WORK TO DO:
Scan the records for the string "JSON"; copy each line where it occurs.
○ ○ ○ ○ ○ ○ ○
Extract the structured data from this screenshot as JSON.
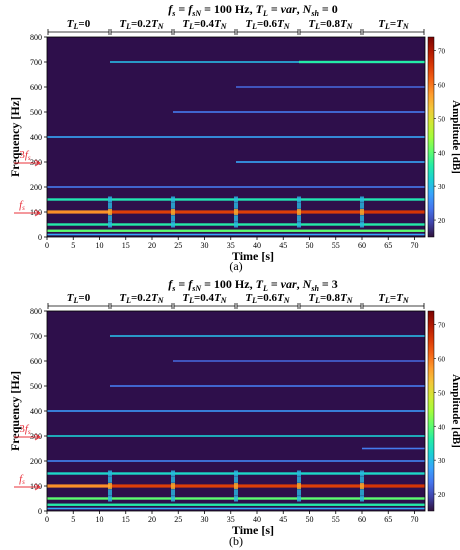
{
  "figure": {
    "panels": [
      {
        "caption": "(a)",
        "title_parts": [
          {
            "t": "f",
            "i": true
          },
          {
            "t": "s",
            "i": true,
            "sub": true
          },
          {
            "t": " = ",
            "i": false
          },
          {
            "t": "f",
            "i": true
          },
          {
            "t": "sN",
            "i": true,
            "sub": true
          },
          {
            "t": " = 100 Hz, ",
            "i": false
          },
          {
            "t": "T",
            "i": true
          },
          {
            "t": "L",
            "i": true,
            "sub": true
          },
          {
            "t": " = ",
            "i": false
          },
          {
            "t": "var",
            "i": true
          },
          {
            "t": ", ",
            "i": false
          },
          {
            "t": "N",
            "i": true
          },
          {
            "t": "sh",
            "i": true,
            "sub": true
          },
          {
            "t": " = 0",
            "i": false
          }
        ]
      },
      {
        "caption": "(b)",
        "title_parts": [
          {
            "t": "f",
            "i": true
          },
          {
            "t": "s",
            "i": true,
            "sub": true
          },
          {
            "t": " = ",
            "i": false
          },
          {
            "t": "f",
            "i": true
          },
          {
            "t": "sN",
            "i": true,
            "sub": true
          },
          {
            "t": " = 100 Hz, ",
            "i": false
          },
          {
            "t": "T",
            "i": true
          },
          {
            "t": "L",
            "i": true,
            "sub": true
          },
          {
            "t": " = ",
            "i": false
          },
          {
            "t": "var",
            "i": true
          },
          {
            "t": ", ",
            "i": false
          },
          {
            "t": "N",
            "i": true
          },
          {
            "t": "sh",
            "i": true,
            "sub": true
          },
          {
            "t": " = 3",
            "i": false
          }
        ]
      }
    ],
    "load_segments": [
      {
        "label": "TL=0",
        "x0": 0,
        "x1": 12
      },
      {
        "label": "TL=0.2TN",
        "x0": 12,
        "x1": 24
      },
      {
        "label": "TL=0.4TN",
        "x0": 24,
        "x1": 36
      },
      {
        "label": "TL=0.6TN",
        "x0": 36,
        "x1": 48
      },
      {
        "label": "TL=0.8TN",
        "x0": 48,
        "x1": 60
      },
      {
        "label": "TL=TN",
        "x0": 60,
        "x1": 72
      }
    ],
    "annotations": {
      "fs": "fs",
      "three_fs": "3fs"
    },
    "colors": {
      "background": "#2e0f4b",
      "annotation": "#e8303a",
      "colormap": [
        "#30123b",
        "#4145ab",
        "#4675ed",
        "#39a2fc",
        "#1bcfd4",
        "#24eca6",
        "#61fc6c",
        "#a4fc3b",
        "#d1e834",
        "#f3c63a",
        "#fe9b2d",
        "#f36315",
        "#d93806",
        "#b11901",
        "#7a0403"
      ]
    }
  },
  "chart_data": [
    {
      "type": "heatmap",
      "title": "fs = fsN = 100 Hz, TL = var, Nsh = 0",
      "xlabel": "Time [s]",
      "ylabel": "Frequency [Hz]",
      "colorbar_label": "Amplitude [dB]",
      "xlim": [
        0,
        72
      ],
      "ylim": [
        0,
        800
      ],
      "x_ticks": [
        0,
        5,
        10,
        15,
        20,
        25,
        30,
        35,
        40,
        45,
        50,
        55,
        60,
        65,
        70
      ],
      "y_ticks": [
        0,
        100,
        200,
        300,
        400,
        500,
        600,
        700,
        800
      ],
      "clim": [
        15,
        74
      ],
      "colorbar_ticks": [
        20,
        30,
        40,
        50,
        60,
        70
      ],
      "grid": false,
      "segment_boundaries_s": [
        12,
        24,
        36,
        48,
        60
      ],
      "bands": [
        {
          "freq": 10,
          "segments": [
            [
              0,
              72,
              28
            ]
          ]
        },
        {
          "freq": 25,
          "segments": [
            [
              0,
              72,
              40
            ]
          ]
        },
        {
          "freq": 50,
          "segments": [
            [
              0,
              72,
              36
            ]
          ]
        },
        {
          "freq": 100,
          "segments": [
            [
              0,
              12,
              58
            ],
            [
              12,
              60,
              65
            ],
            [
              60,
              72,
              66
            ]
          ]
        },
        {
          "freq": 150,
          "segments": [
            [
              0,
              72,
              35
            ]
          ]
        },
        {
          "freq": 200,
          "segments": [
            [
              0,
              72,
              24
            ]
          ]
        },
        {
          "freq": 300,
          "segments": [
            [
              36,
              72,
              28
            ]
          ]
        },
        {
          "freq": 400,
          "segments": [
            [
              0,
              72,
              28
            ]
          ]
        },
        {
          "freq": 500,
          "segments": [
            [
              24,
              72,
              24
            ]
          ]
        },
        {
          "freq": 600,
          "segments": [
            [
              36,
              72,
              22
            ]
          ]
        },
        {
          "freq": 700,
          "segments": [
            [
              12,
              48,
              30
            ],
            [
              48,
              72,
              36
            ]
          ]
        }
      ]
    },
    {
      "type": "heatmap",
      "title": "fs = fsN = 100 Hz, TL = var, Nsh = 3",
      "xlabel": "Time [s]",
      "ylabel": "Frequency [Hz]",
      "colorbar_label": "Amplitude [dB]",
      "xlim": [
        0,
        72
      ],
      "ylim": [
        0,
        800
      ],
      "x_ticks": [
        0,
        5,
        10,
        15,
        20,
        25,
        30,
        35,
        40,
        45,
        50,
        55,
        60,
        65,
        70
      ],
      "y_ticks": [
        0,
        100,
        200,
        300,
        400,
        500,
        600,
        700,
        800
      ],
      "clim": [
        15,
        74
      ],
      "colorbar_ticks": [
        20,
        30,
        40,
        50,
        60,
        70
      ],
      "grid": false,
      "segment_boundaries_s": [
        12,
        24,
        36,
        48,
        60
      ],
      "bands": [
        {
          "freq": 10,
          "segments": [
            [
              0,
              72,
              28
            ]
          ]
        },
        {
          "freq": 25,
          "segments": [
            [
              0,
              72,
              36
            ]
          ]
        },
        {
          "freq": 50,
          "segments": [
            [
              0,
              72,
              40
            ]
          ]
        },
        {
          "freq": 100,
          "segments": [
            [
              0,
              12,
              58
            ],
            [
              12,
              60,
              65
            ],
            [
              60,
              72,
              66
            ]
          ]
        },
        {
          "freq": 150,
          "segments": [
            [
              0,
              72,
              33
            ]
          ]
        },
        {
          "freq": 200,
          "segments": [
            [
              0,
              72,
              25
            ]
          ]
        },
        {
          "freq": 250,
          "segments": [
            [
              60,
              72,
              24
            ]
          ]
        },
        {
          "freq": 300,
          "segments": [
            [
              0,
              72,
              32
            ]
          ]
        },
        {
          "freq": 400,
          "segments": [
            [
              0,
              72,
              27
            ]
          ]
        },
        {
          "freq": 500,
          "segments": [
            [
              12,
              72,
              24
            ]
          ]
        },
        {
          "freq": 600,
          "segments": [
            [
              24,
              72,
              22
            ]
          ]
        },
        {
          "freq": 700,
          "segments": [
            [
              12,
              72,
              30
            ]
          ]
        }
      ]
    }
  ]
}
○ ○ ○ ○ ○ ○ ○
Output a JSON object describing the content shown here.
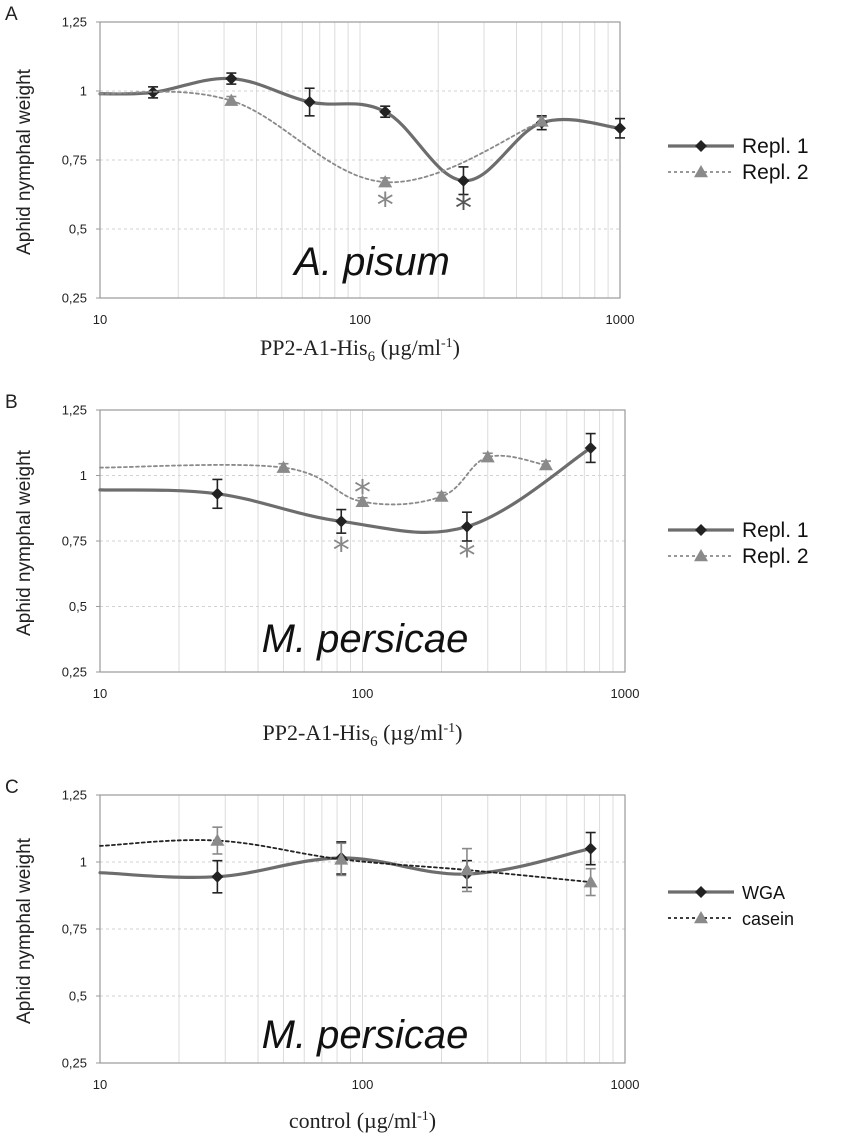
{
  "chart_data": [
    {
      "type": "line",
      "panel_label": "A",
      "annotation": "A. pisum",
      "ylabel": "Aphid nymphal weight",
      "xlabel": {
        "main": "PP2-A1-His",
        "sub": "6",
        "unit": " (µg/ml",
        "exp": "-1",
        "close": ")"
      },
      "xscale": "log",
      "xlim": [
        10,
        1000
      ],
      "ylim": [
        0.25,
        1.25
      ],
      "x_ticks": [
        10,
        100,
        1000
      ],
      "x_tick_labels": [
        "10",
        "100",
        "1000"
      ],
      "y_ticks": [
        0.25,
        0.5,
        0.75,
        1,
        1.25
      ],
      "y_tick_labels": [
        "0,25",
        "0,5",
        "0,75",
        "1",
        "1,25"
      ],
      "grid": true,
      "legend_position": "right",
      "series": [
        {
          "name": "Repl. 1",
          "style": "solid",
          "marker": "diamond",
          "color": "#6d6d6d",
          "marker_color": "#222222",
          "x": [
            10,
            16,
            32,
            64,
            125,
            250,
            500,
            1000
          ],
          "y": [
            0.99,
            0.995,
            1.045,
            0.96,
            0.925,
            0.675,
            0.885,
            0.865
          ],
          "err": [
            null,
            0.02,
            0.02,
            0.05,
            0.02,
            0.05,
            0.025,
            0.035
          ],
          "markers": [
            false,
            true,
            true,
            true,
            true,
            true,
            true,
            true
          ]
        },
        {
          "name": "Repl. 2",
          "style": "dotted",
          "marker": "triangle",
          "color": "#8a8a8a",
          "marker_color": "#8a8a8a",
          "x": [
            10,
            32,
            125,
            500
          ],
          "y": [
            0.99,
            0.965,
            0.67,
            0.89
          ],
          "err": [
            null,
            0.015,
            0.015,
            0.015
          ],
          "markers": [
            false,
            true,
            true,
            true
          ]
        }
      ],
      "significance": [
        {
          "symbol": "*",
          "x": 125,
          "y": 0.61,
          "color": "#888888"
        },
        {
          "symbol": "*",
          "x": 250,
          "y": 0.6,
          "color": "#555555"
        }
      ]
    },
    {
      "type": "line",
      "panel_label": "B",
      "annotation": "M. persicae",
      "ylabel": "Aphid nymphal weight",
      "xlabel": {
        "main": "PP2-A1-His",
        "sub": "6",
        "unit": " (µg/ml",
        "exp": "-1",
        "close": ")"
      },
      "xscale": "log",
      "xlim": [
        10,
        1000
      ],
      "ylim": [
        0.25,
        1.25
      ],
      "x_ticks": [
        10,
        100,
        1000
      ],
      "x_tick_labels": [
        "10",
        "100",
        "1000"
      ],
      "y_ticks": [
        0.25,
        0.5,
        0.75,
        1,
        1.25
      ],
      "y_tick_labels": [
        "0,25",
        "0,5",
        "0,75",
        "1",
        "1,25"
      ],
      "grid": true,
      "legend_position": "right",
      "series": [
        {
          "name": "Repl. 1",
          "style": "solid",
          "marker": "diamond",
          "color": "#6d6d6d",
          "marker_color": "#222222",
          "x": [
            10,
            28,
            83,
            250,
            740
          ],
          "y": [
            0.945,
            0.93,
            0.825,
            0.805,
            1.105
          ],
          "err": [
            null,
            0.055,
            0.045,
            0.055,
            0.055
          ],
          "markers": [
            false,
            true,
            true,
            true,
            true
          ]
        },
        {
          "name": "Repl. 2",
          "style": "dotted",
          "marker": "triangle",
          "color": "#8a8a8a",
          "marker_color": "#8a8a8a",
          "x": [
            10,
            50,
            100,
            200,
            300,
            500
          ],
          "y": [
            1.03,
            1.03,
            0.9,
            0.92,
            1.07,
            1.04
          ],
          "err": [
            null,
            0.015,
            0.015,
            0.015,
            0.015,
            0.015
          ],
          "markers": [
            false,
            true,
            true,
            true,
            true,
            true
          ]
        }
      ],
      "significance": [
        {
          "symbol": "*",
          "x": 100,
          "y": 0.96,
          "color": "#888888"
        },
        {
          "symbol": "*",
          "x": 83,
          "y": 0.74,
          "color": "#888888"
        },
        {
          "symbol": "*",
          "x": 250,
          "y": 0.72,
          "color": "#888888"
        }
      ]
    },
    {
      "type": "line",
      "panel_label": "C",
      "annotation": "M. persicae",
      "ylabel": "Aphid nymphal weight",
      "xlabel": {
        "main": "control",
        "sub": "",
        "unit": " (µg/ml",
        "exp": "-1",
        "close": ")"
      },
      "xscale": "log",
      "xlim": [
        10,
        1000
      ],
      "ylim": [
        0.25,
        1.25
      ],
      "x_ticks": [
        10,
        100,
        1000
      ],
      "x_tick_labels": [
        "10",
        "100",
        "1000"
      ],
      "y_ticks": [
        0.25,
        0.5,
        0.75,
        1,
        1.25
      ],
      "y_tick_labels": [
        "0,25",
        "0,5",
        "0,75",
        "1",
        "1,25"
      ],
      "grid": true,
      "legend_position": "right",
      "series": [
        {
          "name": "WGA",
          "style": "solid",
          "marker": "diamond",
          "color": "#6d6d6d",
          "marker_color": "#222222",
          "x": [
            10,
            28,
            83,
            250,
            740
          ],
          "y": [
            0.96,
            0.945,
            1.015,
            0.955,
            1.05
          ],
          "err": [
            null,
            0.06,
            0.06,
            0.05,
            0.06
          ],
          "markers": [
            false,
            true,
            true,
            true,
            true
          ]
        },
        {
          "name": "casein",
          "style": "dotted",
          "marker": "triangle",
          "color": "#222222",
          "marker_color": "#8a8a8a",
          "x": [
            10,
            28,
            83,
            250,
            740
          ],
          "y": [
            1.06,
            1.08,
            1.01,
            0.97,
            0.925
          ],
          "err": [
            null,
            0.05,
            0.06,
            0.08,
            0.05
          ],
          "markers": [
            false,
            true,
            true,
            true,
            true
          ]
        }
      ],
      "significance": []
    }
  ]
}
○ ○ ○ ○ ○ ○ ○
RESULT FOR THIS EXERCISE:
Extract the structured data from this screenshot as JSON.
Output a JSON object describing the content shown here.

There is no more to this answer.